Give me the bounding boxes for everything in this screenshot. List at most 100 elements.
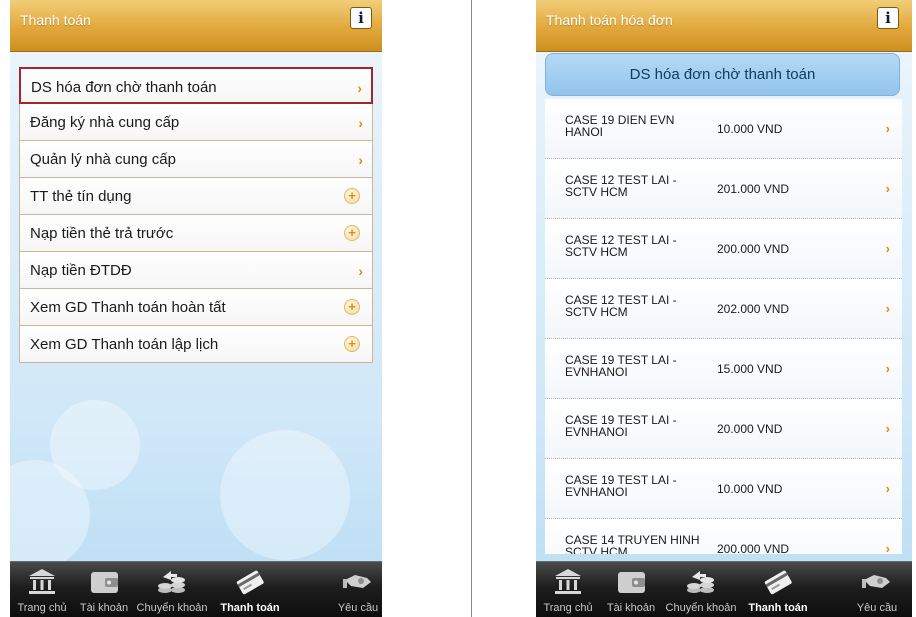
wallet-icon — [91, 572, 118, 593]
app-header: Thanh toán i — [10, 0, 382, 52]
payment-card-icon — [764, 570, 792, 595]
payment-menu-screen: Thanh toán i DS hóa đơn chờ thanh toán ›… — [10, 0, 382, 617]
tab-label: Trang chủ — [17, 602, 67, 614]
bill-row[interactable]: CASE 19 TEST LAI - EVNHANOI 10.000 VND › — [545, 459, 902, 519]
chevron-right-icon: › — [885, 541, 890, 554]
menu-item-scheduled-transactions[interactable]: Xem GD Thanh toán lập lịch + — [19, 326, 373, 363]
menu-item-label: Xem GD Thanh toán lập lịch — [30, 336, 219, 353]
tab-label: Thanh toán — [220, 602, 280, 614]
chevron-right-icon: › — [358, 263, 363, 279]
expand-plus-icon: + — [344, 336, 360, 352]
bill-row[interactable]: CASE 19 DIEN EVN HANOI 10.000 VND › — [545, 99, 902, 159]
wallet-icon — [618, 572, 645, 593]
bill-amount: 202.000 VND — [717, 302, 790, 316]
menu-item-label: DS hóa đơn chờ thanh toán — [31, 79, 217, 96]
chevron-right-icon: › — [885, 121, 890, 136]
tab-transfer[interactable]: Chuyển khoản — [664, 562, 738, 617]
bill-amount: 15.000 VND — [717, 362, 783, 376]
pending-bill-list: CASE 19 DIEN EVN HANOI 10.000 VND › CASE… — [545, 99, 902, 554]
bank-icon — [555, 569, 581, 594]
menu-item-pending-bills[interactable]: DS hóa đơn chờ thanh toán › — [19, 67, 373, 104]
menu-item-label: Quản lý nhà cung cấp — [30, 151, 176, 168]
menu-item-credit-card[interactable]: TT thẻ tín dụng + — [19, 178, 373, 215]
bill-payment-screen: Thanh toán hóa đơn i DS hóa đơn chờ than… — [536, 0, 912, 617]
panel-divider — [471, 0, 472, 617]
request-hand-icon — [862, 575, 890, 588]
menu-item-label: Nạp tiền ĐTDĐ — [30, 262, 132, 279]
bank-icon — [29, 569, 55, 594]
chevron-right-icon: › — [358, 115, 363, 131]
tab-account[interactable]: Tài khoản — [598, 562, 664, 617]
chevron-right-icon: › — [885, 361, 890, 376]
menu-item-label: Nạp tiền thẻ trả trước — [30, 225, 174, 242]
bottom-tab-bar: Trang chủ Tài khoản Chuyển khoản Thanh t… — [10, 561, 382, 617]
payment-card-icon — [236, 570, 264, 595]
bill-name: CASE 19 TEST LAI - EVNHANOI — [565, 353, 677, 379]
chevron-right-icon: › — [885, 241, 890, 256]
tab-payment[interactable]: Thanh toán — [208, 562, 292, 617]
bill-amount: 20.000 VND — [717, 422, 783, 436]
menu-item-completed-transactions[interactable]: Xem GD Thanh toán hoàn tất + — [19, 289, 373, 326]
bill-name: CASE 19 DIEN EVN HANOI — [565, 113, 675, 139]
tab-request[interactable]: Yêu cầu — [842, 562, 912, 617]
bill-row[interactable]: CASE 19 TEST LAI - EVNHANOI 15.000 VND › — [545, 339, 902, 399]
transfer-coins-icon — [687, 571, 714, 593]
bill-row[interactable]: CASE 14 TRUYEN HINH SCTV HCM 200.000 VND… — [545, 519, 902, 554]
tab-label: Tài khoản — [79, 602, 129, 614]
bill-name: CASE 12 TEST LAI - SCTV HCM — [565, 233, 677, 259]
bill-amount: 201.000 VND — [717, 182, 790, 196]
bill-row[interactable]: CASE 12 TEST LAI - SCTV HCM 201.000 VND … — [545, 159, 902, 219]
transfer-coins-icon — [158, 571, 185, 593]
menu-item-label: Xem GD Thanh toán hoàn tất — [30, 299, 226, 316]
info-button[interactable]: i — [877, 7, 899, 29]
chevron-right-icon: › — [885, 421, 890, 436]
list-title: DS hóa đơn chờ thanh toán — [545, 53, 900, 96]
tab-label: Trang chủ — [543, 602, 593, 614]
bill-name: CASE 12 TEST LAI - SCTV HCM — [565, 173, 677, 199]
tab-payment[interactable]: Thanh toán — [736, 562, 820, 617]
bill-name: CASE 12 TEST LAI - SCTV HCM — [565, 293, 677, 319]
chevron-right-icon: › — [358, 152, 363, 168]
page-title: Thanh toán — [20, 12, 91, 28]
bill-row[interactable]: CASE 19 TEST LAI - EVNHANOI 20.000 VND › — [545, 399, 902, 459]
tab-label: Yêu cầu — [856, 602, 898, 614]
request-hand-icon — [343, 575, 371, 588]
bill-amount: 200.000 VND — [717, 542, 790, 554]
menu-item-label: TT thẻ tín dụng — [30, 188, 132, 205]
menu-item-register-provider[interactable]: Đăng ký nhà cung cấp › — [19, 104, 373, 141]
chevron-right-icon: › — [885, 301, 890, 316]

TO BE DONE → Return every line of the listing above verbatim, without the picture.

TASK RESULT →
Give me the bounding boxes for everything in this screenshot. List at most 100 elements.
wallet-icon — [91, 572, 118, 593]
app-header: Thanh toán i — [10, 0, 382, 52]
payment-card-icon — [764, 570, 792, 595]
payment-menu-screen: Thanh toán i DS hóa đơn chờ thanh toán ›… — [10, 0, 382, 617]
tab-label: Trang chủ — [17, 602, 67, 614]
bill-row[interactable]: CASE 19 TEST LAI - EVNHANOI 10.000 VND › — [545, 459, 902, 519]
chevron-right-icon: › — [885, 541, 890, 554]
menu-item-scheduled-transactions[interactable]: Xem GD Thanh toán lập lịch + — [19, 326, 373, 363]
menu-item-label: Xem GD Thanh toán lập lịch — [30, 336, 219, 353]
tab-label: Thanh toán — [220, 602, 280, 614]
chevron-right-icon: › — [358, 263, 363, 279]
expand-plus-icon: + — [344, 336, 360, 352]
bill-row[interactable]: CASE 19 DIEN EVN HANOI 10.000 VND › — [545, 99, 902, 159]
wallet-icon — [618, 572, 645, 593]
bill-amount: 202.000 VND — [717, 302, 790, 316]
menu-item-label: DS hóa đơn chờ thanh toán — [31, 79, 217, 96]
chevron-right-icon: › — [885, 121, 890, 136]
tab-transfer[interactable]: Chuyển khoản — [664, 562, 738, 617]
bill-amount: 15.000 VND — [717, 362, 783, 376]
pending-bill-list: CASE 19 DIEN EVN HANOI 10.000 VND › CASE… — [545, 99, 902, 554]
bank-icon — [555, 569, 581, 594]
menu-item-pending-bills[interactable]: DS hóa đơn chờ thanh toán › — [19, 67, 373, 104]
menu-item-label: Quản lý nhà cung cấp — [30, 151, 176, 168]
menu-item-credit-card[interactable]: TT thẻ tín dụng + — [19, 178, 373, 215]
bill-payment-screen: Thanh toán hóa đơn i DS hóa đơn chờ than… — [536, 0, 912, 617]
panel-divider — [471, 0, 472, 617]
request-hand-icon — [862, 575, 890, 588]
menu-item-label: Nạp tiền ĐTDĐ — [30, 262, 132, 279]
bank-icon — [29, 569, 55, 594]
chevron-right-icon: › — [358, 115, 363, 131]
tab-account[interactable]: Tài khoản — [598, 562, 664, 617]
chevron-right-icon: › — [885, 361, 890, 376]
menu-item-label: Nạp tiền thẻ trả trước — [30, 225, 174, 242]
bottom-tab-bar: Trang chủ Tài khoản Chuyển khoản Thanh t… — [10, 561, 382, 617]
payment-card-icon — [236, 570, 264, 595]
bill-name: CASE 19 TEST LAI - EVNHANOI — [565, 353, 677, 379]
chevron-right-icon: › — [885, 241, 890, 256]
tab-payment[interactable]: Thanh toán — [208, 562, 292, 617]
bill-amount: 20.000 VND — [717, 422, 783, 436]
menu-item-completed-transactions[interactable]: Xem GD Thanh toán hoàn tất + — [19, 289, 373, 326]
bill-name: CASE 19 DIEN EVN HANOI — [565, 113, 675, 139]
tab-request[interactable]: Yêu cầu — [842, 562, 912, 617]
bill-row[interactable]: CASE 19 TEST LAI - EVNHANOI 15.000 VND › — [545, 339, 902, 399]
transfer-coins-icon — [687, 571, 714, 593]
bill-row[interactable]: CASE 14 TRUYEN HINH SCTV HCM 200.000 VND… — [545, 519, 902, 554]
tab-label: Tài khoản — [79, 602, 129, 614]
bill-name: CASE 12 TEST LAI - SCTV HCM — [565, 233, 677, 259]
bill-amount: 201.000 VND — [717, 182, 790, 196]
bill-row[interactable]: CASE 12 TEST LAI - SCTV HCM 201.000 VND … — [545, 159, 902, 219]
transfer-coins-icon — [158, 571, 185, 593]
menu-item-label: Xem GD Thanh toán hoàn tất — [30, 299, 226, 316]
info-button[interactable]: i — [877, 7, 899, 29]
chevron-right-icon: › — [885, 421, 890, 436]
list-title: DS hóa đơn chờ thanh toán — [545, 53, 900, 96]
tab-label: Trang chủ — [543, 602, 593, 614]
bill-name: CASE 12 TEST LAI - SCTV HCM — [565, 173, 677, 199]
tab-payment[interactable]: Thanh toán — [736, 562, 820, 617]
bill-name: CASE 12 TEST LAI - SCTV HCM — [565, 293, 677, 319]
chevron-right-icon: › — [358, 152, 363, 168]
page-title: Thanh toán — [20, 12, 91, 28]
bill-row[interactable]: CASE 19 TEST LAI - EVNHANOI 20.000 VND › — [545, 399, 902, 459]
tab-label: Yêu cầu — [856, 602, 898, 614]
request-hand-icon — [343, 575, 371, 588]
bill-amount: 200.000 VND — [717, 542, 790, 554]
menu-item-label: TT thẻ tín dụng — [30, 188, 132, 205]
menu-item-register-provider[interactable]: Đăng ký nhà cung cấp › — [19, 104, 373, 141]
chevron-right-icon: › — [885, 301, 890, 316]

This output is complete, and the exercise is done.